GIVEN EXERCISE A:
Answer these questions about the shop-lighting thread:
(i) What color temperature does the Feit 73983 fixture say it is?
(ii) What wattage rating does the Costco LED shop light have?
(iii) How many Home Depot LED lights does greenacres2 have in the basement?
GIVEN EXERCISE B: Extend the shop-lighting thread by writing what comes after its last post.

SOURCE EXTRACT:

....................

The fixture I have is Feit 73983. They look different than the HD lights with the same model number, as these have reflectors where the HD ones don't appear to. They are brighter than the standard 4 foot T12 fixtures they replaced, and they are a little less 'yellow' in color. The fixture says they are 4000k.

I plan on swapping out the other 2 fluorescent fixtures next time I see them on sale.


----------



## chessnut2 (Sep 15, 2011)

Thanks, Doug


----------



## gjackson52 (Jul 4, 2015)

Thank you for all the tips and info ! It is much appreciated.



Gary


----------



## greenacres2 (Dec 23, 2011)

richjh said:


> Over my workbench, I had a 3ft, 2 lamp fluorescent fixture that put out 50w. I was not able to find replacement bulbs at the big box stores anymore so I replaced it with a 4ft LED shop light from Costco. All I can say is Wow! What a difference. It is rated as 42W and puts out as much light as my dual 8ft fluorescent fixtures mounted on the ceiling that use 110W bulbs.
> 
> I like the LED shop lights at Home Depot as you can directly connect them together to form as long a fixture as you need. I plan to use these in my Georgia house shop.
> 
> Rich


+1 on the LED's from Home Depot. I am up to 6 (on 2 runs) in my garage/shop and 3 (single run) in our basement. If I add 2 more to the garage, it will cover me end to end. Adding 3 or 4 more to the basement will take me all the way around the storage area on one switched circuit.

....................

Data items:
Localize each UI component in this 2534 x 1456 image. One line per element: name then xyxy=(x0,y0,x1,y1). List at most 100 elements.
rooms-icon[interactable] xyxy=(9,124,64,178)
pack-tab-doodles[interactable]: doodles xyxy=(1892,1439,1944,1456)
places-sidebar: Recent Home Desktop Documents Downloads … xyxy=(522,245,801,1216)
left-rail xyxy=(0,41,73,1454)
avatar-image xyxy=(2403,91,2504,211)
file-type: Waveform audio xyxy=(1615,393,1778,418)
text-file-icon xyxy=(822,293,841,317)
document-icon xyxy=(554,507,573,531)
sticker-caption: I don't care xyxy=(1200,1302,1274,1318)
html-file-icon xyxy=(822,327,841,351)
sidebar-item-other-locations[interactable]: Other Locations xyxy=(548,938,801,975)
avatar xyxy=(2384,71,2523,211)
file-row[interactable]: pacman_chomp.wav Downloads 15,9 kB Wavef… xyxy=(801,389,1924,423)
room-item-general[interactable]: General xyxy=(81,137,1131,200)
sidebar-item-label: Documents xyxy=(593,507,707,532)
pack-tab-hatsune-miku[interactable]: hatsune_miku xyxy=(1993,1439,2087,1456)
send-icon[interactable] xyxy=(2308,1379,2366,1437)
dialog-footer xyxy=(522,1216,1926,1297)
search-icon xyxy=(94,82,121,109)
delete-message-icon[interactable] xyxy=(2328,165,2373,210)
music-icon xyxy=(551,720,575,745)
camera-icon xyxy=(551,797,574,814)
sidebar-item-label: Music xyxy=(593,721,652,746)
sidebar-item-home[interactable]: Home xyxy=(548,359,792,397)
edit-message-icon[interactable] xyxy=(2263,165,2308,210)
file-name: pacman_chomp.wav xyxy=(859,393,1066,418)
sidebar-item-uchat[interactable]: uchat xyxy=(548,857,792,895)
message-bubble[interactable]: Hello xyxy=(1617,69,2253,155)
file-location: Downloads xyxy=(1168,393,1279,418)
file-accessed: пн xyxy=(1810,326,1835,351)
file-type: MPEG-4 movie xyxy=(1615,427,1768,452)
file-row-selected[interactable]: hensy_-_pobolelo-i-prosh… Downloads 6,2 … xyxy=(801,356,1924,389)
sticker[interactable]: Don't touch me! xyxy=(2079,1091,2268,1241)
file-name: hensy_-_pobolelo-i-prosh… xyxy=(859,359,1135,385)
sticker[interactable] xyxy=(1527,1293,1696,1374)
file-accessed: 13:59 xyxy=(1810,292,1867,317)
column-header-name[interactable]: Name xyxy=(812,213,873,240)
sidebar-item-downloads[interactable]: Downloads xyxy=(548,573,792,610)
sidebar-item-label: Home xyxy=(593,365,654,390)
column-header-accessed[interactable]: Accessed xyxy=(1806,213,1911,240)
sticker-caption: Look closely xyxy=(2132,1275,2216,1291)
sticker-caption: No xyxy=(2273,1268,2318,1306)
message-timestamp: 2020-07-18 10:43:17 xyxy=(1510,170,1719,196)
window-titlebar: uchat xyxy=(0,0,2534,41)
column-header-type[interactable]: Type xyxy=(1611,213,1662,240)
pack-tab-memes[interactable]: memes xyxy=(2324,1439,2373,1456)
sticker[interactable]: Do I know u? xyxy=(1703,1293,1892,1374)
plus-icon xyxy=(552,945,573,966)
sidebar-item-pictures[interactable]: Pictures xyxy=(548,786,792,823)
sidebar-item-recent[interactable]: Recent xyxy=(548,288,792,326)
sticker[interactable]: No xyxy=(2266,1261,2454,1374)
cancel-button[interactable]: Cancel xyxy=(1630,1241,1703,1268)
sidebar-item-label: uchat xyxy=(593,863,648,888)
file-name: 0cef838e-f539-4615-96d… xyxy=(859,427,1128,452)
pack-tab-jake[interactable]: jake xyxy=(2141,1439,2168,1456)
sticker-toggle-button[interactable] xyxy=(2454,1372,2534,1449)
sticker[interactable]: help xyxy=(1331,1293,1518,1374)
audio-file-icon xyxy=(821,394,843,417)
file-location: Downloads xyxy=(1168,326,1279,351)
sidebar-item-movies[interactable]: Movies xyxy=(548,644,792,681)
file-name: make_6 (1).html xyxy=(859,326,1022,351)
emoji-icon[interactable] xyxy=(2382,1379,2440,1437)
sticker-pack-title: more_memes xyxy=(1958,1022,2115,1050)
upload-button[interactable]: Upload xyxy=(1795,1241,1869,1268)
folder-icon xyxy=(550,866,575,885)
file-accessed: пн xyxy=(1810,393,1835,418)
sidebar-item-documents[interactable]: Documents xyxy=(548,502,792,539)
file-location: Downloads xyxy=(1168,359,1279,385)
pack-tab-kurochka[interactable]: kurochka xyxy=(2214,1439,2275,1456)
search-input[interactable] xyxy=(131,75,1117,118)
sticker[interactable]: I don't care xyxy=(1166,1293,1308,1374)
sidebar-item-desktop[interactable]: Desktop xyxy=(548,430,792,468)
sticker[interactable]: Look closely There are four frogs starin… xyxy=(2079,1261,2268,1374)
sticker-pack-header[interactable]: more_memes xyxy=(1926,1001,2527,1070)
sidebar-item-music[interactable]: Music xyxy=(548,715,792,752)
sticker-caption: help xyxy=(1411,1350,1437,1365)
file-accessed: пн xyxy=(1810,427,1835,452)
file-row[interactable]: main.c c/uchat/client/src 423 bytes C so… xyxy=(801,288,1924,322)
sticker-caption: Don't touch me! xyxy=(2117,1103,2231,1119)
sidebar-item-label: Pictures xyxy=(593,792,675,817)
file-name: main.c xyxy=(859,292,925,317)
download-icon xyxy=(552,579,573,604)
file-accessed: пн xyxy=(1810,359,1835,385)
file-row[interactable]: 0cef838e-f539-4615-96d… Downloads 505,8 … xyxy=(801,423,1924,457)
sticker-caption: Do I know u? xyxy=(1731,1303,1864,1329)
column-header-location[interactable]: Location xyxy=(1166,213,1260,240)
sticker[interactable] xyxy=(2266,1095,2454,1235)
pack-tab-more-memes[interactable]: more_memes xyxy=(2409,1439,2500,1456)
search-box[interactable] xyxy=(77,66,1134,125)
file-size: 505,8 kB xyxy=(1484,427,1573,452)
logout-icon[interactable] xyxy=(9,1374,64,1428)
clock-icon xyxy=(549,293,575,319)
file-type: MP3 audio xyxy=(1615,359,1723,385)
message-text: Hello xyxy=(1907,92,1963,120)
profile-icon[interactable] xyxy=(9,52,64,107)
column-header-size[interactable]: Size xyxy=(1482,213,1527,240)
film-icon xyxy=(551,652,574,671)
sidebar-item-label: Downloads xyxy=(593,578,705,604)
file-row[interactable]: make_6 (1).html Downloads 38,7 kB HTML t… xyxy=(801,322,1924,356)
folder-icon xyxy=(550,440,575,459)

....................

TASK RESULT A:
(i) 4000k
(ii) 42W
(iii) 3, on a single run

TASK RESULT B:
Anybody want to buy a few dozen 150w incandescent bulbs? I stocked up a few years ago when they got to be hard to find--the fixtures in the garage are still there, but I haven't bothered to replace the last 2 that went out!!
earl


----------



## DesertRatTom (Jul 3, 2012)

chessnut2 said:


> Tom - Have you tried removing the lights from the fixture and moving them to other locations? I'll probably be buying as I can afford them, and am thinking it would be nice if I can move one from place to place until I have the shop fully lighted. I'm wondering if they're sturdy enough to be handled a lot.
> 
> Thanks to both of you..


 @chessnut2 I switched the first reflector light around when I added the second, and the Rockler units are quite robust. I think if I had a higher ceiling in my shop, I'd consider the larger output unit, but it would boe overkill in my shop where it is just 4-5 feet above the work surface. I really like these things. I might add a couple in the garage since I have added the Laguna 14/12 there as part of my wood prep area. At present the five bulbs in the garage are conventional without reflectors. I am thinking about finding a way to put reflectors on those bulbs. I know you can get porcelin fixtures threaded for reflectors, which only cost a little bit more than the regular kind. Rewiring is a nothing thing to do and I know the reflectors would boost the lumen level even higher.

Curly bulbs were crap, but the LED stuff is really terrific. I bought the warmer light since I find it more comfortable, about 2800 Kelvin, but you can choose about 4K and 5.5-6K color temperatures as well, if you want them.

LEDs have revolutionized film and video lighting. I have a couple of battery operated lights that, with digital cameras, completely antiquated the old flash lighting systems. 

Best things since pop.


----------



## DesertRatTom (Jul 3, 2012)

greenacres2 said:


> nybody want to buy a few dozen 150w incandescent bulbs? I stocked up a few years ago when they got to be hard to find--the fixtures in the garage are still there, but I haven't bothered to replace the last 2 that went out!!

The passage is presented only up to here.